### STATED GOAL
Please switch every "volume-bar" in the listing below to "volume-column" and leave everything else unchanged.

### Element and region data
..........
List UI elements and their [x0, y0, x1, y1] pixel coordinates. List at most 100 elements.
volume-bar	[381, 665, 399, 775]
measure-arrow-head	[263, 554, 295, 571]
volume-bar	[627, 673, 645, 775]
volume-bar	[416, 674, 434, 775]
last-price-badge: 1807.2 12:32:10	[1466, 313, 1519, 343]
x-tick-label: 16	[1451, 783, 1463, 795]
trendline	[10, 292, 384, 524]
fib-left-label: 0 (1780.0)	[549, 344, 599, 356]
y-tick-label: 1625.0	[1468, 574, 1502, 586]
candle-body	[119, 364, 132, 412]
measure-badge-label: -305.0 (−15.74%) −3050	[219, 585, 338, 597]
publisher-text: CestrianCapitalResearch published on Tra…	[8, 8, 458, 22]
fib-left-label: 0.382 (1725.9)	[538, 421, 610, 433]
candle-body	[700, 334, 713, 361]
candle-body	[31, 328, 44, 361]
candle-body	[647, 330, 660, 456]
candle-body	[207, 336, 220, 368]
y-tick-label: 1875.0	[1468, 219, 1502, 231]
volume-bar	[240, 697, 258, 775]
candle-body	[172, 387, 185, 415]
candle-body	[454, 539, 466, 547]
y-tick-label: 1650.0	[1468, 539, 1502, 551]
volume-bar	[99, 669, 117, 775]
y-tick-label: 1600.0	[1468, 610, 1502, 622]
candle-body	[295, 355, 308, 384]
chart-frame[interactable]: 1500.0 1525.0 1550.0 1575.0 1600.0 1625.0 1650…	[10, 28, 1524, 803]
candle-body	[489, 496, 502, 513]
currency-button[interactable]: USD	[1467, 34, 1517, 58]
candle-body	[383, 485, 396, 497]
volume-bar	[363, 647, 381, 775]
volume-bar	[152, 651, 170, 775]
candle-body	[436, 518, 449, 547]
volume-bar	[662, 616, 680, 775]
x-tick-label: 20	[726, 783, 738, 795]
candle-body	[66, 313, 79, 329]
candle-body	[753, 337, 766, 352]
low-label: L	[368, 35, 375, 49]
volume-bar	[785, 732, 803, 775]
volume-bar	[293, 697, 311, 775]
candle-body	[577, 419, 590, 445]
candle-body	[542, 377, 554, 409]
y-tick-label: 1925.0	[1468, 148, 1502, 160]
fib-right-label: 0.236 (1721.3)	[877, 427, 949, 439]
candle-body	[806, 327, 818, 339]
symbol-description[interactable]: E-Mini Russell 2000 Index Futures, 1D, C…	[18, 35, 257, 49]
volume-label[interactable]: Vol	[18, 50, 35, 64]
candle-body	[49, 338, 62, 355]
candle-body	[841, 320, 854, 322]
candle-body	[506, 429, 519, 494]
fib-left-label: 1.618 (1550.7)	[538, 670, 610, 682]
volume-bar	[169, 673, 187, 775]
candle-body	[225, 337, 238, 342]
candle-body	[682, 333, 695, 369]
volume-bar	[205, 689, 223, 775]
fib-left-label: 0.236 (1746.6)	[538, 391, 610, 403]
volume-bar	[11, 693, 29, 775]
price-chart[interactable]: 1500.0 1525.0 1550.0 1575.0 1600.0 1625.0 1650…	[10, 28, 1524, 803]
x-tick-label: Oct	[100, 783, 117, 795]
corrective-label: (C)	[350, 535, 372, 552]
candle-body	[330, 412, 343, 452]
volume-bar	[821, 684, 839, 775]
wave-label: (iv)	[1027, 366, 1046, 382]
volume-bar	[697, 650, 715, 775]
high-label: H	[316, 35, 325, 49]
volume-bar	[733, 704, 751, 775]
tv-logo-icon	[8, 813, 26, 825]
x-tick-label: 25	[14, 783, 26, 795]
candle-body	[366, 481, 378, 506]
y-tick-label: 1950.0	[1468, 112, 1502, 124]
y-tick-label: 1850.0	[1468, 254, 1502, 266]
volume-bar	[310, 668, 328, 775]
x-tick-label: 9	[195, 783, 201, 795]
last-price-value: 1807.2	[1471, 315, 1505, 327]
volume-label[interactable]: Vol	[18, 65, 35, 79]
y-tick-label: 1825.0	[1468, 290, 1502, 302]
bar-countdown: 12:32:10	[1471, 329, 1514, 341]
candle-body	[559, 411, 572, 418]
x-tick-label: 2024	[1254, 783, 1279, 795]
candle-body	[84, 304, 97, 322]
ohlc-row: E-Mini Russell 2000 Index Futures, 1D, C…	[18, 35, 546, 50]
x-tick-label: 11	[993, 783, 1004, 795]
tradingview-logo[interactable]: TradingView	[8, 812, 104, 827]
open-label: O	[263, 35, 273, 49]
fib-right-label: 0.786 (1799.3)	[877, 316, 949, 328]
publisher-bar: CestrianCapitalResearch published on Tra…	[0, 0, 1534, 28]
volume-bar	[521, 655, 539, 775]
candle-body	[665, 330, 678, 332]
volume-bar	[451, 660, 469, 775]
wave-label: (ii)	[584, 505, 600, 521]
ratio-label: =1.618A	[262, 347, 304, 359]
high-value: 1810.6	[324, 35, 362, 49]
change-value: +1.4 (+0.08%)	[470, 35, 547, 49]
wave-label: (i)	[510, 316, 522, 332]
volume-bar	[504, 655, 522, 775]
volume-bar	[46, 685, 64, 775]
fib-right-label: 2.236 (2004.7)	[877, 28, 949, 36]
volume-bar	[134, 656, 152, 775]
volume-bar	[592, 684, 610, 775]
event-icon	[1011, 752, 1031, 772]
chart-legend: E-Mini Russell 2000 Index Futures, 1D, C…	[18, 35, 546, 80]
..........
### EXERCISE SOLUTION
List UI elements and their [x0, y0, x1, y1] pixel coordinates. List at most 100 elements.
volume-column	[381, 665, 399, 775]
measure-arrow-head	[263, 554, 295, 571]
volume-column	[627, 673, 645, 775]
volume-column	[416, 674, 434, 775]
last-price-badge: 1807.2 12:32:10	[1466, 313, 1519, 343]
x-tick-label: 16	[1451, 783, 1463, 795]
trendline	[10, 292, 384, 524]
fib-left-label: 0 (1780.0)	[549, 344, 599, 356]
y-tick-label: 1625.0	[1468, 574, 1502, 586]
candle-body	[119, 364, 132, 412]
measure-badge-label: -305.0 (−15.74%) −3050	[219, 585, 338, 597]
publisher-text: CestrianCapitalResearch published on Tra…	[8, 8, 458, 22]
fib-left-label: 0.382 (1725.9)	[538, 421, 610, 433]
candle-body	[700, 334, 713, 361]
candle-body	[31, 328, 44, 361]
candle-body	[647, 330, 660, 456]
candle-body	[207, 336, 220, 368]
y-tick-label: 1875.0	[1468, 219, 1502, 231]
volume-column	[240, 697, 258, 775]
candle-body	[172, 387, 185, 415]
candle-body	[454, 539, 466, 547]
y-tick-label: 1650.0	[1468, 539, 1502, 551]
volume-column	[99, 669, 117, 775]
y-tick-label: 1600.0	[1468, 610, 1502, 622]
candle-body	[295, 355, 308, 384]
chart-frame[interactable]: 1500.0 1525.0 1550.0 1575.0 1600.0 1625.0 1650…	[10, 28, 1524, 803]
candle-body	[489, 496, 502, 513]
currency-button[interactable]: USD	[1467, 34, 1517, 58]
candle-body	[383, 485, 396, 497]
volume-column	[363, 647, 381, 775]
volume-column	[152, 651, 170, 775]
candle-body	[436, 518, 449, 547]
volume-column	[662, 616, 680, 775]
x-tick-label: 20	[726, 783, 738, 795]
candle-body	[66, 313, 79, 329]
candle-body	[753, 337, 766, 352]
low-label: L	[368, 35, 375, 49]
volume-column	[785, 732, 803, 775]
volume-column	[293, 697, 311, 775]
candle-body	[577, 419, 590, 445]
candle-body	[542, 377, 554, 409]
y-tick-label: 1925.0	[1468, 148, 1502, 160]
fib-right-label: 0.236 (1721.3)	[877, 427, 949, 439]
candle-body	[806, 327, 818, 339]
symbol-description[interactable]: E-Mini Russell 2000 Index Futures, 1D, C…	[18, 35, 257, 49]
volume-label[interactable]: Vol	[18, 50, 35, 64]
candle-body	[49, 338, 62, 355]
candle-body	[841, 320, 854, 322]
candle-body	[506, 429, 519, 494]
fib-left-label: 1.618 (1550.7)	[538, 670, 610, 682]
volume-column	[169, 673, 187, 775]
candle-body	[225, 337, 238, 342]
candle-body	[682, 333, 695, 369]
volume-column	[205, 689, 223, 775]
fib-left-label: 0.236 (1746.6)	[538, 391, 610, 403]
volume-column	[11, 693, 29, 775]
price-chart[interactable]: 1500.0 1525.0 1550.0 1575.0 1600.0 1625.0 1650…	[10, 28, 1524, 803]
x-tick-label: Oct	[100, 783, 117, 795]
corrective-label: (C)	[350, 535, 372, 552]
candle-body	[330, 412, 343, 452]
volume-column	[821, 684, 839, 775]
wave-label: (iv)	[1027, 366, 1046, 382]
volume-column	[697, 650, 715, 775]
high-label: H	[316, 35, 325, 49]
volume-column	[733, 704, 751, 775]
tv-logo-icon	[8, 813, 26, 825]
x-tick-label: 25	[14, 783, 26, 795]
candle-body	[366, 481, 378, 506]
y-tick-label: 1950.0	[1468, 112, 1502, 124]
y-tick-label: 1850.0	[1468, 254, 1502, 266]
volume-column	[310, 668, 328, 775]
x-tick-label: 9	[195, 783, 201, 795]
last-price-value: 1807.2	[1471, 315, 1505, 327]
volume-label[interactable]: Vol	[18, 65, 35, 79]
y-tick-label: 1825.0	[1468, 290, 1502, 302]
bar-countdown: 12:32:10	[1471, 329, 1514, 341]
candle-body	[559, 411, 572, 418]
x-tick-label: 2024	[1254, 783, 1279, 795]
candle-body	[84, 304, 97, 322]
ohlc-row: E-Mini Russell 2000 Index Futures, 1D, C…	[18, 35, 546, 50]
x-tick-label: 11	[993, 783, 1004, 795]
tradingview-logo[interactable]: TradingView	[8, 812, 104, 827]
open-label: O	[263, 35, 273, 49]
fib-right-label: 0.786 (1799.3)	[877, 316, 949, 328]
publisher-bar: CestrianCapitalResearch published on Tra…	[0, 0, 1534, 28]
volume-column	[521, 655, 539, 775]
candle-body	[665, 330, 678, 332]
volume-column	[451, 660, 469, 775]
wave-label: (ii)	[584, 505, 600, 521]
ratio-label: =1.618A	[262, 347, 304, 359]
high-value: 1810.6	[324, 35, 362, 49]
change-value: +1.4 (+0.08%)	[470, 35, 547, 49]
wave-label: (i)	[510, 316, 522, 332]
volume-column	[504, 655, 522, 775]
volume-column	[46, 685, 64, 775]
fib-right-label: 2.236 (2004.7)	[877, 28, 949, 36]
volume-column	[134, 656, 152, 775]
volume-column	[592, 684, 610, 775]
event-icon	[1011, 752, 1031, 772]
chart-legend: E-Mini Russell 2000 Index Futures, 1D, C…	[18, 35, 546, 80]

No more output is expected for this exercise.